__What this task involves__: Extract the complete listing and output it unchanged.
*** Data entries ***
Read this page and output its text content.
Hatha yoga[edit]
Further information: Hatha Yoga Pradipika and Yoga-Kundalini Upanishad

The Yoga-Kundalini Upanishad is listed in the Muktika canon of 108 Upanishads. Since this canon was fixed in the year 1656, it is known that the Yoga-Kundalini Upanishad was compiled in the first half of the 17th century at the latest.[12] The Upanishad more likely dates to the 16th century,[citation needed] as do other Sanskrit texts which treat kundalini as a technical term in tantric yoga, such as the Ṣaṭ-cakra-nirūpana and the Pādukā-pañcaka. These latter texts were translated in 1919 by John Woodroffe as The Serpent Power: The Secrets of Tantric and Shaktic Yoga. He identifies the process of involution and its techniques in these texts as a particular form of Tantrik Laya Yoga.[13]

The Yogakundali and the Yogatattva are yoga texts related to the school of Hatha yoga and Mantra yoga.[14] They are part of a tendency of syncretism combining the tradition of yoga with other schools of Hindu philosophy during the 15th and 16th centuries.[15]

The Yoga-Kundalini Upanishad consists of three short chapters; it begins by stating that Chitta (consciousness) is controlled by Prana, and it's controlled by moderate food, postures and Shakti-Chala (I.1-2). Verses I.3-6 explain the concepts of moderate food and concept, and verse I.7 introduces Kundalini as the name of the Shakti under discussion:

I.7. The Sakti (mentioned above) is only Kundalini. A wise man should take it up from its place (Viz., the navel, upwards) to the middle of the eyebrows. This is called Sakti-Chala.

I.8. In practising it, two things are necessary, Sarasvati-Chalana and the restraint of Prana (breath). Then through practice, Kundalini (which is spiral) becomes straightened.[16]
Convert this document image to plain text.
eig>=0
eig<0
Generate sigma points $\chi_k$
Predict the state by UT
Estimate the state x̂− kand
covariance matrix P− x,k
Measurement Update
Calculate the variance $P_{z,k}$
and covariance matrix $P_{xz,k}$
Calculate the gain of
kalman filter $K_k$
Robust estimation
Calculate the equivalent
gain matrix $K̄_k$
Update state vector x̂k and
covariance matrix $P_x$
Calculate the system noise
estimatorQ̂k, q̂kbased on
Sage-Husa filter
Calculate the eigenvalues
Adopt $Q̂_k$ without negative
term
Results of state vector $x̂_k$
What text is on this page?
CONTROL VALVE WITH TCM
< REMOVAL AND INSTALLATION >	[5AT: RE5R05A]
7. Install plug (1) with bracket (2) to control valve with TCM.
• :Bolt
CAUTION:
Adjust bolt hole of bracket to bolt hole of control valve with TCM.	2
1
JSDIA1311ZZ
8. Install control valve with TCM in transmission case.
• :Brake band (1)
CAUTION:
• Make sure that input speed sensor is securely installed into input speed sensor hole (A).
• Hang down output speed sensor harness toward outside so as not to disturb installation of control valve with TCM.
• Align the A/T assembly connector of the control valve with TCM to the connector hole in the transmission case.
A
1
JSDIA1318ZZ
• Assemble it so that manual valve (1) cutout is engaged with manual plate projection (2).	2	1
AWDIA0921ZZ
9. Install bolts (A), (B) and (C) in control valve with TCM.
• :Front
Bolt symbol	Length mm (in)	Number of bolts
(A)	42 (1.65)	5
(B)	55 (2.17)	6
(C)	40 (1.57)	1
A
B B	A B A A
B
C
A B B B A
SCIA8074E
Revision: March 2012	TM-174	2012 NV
***
__Finished exercise__:
Read this page and output its text content.
Hatha yoga[edit]
Further information: Hatha Yoga Pradipika and Yoga-Kundalini Upanishad

The Yoga-Kundalini Upanishad is listed in the Muktika canon of 108 Upanishads. Since this canon was fixed in the year 1656, it is known that the Yoga-Kundalini Upanishad was compiled in the first half of the 17th century at the latest.[12] The Upanishad more likely dates to the 16th century,[citation needed] as do other Sanskrit texts which treat kundalini as a technical term in tantric yoga, such as the Ṣaṭ-cakra-nirūpana and the Pādukā-pañcaka. These latter texts were translated in 1919 by John Woodroffe as The Serpent Power: The Secrets of Tantric and Shaktic Yoga. He identifies the process of involution and its techniques in these texts as a particular form of Tantrik Laya Yoga.[13]

The Yogakundali and the Yogatattva are yoga texts related to the school of Hatha yoga and Mantra yoga.[14] They are part of a tendency of syncretism combining the tradition of yoga with other schools of Hindu philosophy during the 15th and 16th centuries.[15]

The Yoga-Kundalini Upanishad consists of three short chapters; it begins by stating that Chitta (consciousness) is controlled by Prana, and it's controlled by moderate food, postures and Shakti-Chala (I.1-2). Verses I.3-6 explain the concepts of moderate food and concept, and verse I.7 introduces Kundalini as the name of the Shakti under discussion:

I.7. The Sakti (mentioned above) is only Kundalini. A wise man should take it up from its place (Viz., the navel, upwards) to the middle of the eyebrows. This is called Sakti-Chala.

I.8. In practising it, two things are necessary, Sarasvati-Chalana and the restraint of Prana (breath). Then through practice, Kundalini (which is spiral) becomes straightened.[16]
Convert this document image to plain text.
eig>=0
eig<0
Generate sigma points $\chi_k$
Predict the state by UT
Estimate the state x̂− kand
covariance matrix P− x,k
Measurement Update
Calculate the variance $P_{z,k}$
and covariance matrix $P_{xz,k}$
Calculate the gain of
kalman filter $K_k$
Robust estimation
Calculate the equivalent
gain matrix $K̄_k$
Update state vector x̂k and
covariance matrix $P_x$
Calculate the system noise
estimatorQ̂k, q̂kbased on
Sage-Husa filter
Calculate the eigenvalues
Adopt $Q̂_k$ without negative
term
Results of state vector $x̂_k$
What text is on this page?
CONTROL VALVE WITH TCM
< REMOVAL AND INSTALLATION >	[5AT: RE5R05A]
7. Install plug (1) with bracket (2) to control valve with TCM.
• :Bolt
CAUTION:
Adjust bolt hole of bracket to bolt hole of control valve with TCM.	2
1
JSDIA1311ZZ
8. Install control valve with TCM in transmission case.
• :Brake band (1)
CAUTION:
• Make sure that input speed sensor is securely installed into input speed sensor hole (A).
• Hang down output speed sensor harness toward outside so as not to disturb installation of control valve with TCM.
• Align the A/T assembly connector of the control valve with TCM to the connector hole in the transmission case.
A
1
JSDIA1318ZZ
• Assemble it so that manual valve (1) cutout is engaged with manual plate projection (2).	2	1
AWDIA0921ZZ
9. Install bolts (A), (B) and (C) in control valve with TCM.
• :Front
Bolt symbol	Length mm (in)	Number of bolts
(A)	42 (1.65)	5
(B)	55 (2.17)	6
(C)	40 (1.57)	1
A
B B	A B A A
B
C
A B B B A
SCIA8074E
Revision: March 2012	TM-174	2012 NV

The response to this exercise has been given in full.